慶應×ライフサイエンス
第2回慶應ライフサイエンスシンポジウム
2018年9月13日(木)日吉キャンパス 協生館 藤原洋記念ホール
2018年9月13日(木)日吉キャンパス 協生館 藤原洋記念ホール
道具使用や複雑なコミュニケーションの能力は、従来、ヒトと類縁であるチンパンジーなどの大型類人猿だけがもつというのが定説であった.近年の動物行動や脳に関する様々な研究は、この定説がもはや成立しないことを示している.本講演では鳥類カラスを取り上げる.哺乳類と3億年前に分岐し独自の進化を経た鳥類の大脳には「皮質(=層構造)」がない.しかし、発生学的に哺乳類の大脳皮質と相同である独自構造の「外套pallium」を発達させている.カラスの外套は鳥類の中でも特に大きい.また、カラスは、ライバル個体の知識状態の推論や役割投影、道具作成など、大型類人猿をも凌ぐ行動を示す.これらのことは,複雑な行動が,脳構造や身体形態の差異を超え独立に進化することの証左ともいえる.本講演では、カラスの道具作成・使用について、進化、形態、行動の視点から解説する.系統発生学的に霊長類と遥かに離れた鳥類カラスに進化した道具使用を通じて、改めて私たちヒトの生物学的特徴とその起源を考える機会を提供したい.

**演習の要件**
a) 講演要旨によると、鳥類は哺乳類と何年前に分岐したか答えよ。
b) 講演要旨のうち、「慶應×ライフサイエンス」から「源を考える機会を提供したい.」までを、両端を含めてそのまま出力せよ。
記録は講演要旨とは関係のない別個の資料である。

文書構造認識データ
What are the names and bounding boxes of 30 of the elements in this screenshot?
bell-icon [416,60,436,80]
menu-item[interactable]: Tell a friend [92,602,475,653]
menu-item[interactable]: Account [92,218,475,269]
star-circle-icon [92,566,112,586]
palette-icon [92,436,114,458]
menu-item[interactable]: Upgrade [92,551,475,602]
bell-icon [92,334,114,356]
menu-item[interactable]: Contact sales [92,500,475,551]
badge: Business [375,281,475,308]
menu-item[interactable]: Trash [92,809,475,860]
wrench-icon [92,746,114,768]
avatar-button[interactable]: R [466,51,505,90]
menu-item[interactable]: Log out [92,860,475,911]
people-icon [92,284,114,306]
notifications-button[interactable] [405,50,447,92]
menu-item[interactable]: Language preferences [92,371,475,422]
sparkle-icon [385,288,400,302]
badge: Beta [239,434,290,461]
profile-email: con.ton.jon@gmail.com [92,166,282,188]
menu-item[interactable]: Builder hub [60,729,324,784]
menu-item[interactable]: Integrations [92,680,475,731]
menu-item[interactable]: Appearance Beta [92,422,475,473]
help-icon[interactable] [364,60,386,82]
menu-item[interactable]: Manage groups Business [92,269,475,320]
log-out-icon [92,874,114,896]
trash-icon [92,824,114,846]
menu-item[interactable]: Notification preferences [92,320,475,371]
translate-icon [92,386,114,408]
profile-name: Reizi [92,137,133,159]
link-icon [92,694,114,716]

**各課題の解答**
a) 3億年前。

b)
慶應×ライフサイエンス
第2回慶應ライフサイエンスシンポジウム
2018年9月13日(木)日吉キャンパス 協生館 藤原洋記念ホール
2018年9月13日(木)日吉キャンパス 協生館 藤原洋記念ホール
道具使用や複雑なコミュニケーションの能力は、従来、ヒトと類縁であるチンパンジーなどの大型類人猿だけがもつというのが定説であった.近年の動物行動や脳に関する様々な研究は、この定説がもはや成立しないことを示している.本講演では鳥類カラスを取り上げる.哺乳類と3億年前に分岐し独自の進化を経た鳥類の大脳には「皮質(=層構造)」がない.しかし、発生学的に哺乳類の大脳皮質と相同である独自構造の「外套pallium」を発達させている.カラスの外套は鳥類の中でも特に大きい.また、カラスは、ライバル個体の知識状態の推論や役割投影、道具作成など、大型類人猿をも凌ぐ行動を示す.これらのことは,複雑な行動が,脳構造や身体形態の差異を超え独立に進化することの証左ともいえる.本講演では、カラスの道具作成・使用について、進化、形態、行動の視点から解説する.系統発生学的に霊長類と遥かに離れた鳥類カラスに進化した道具使用を通じて、改めて私たちヒトの生物学的特徴とその起源を考える機会を提供したい.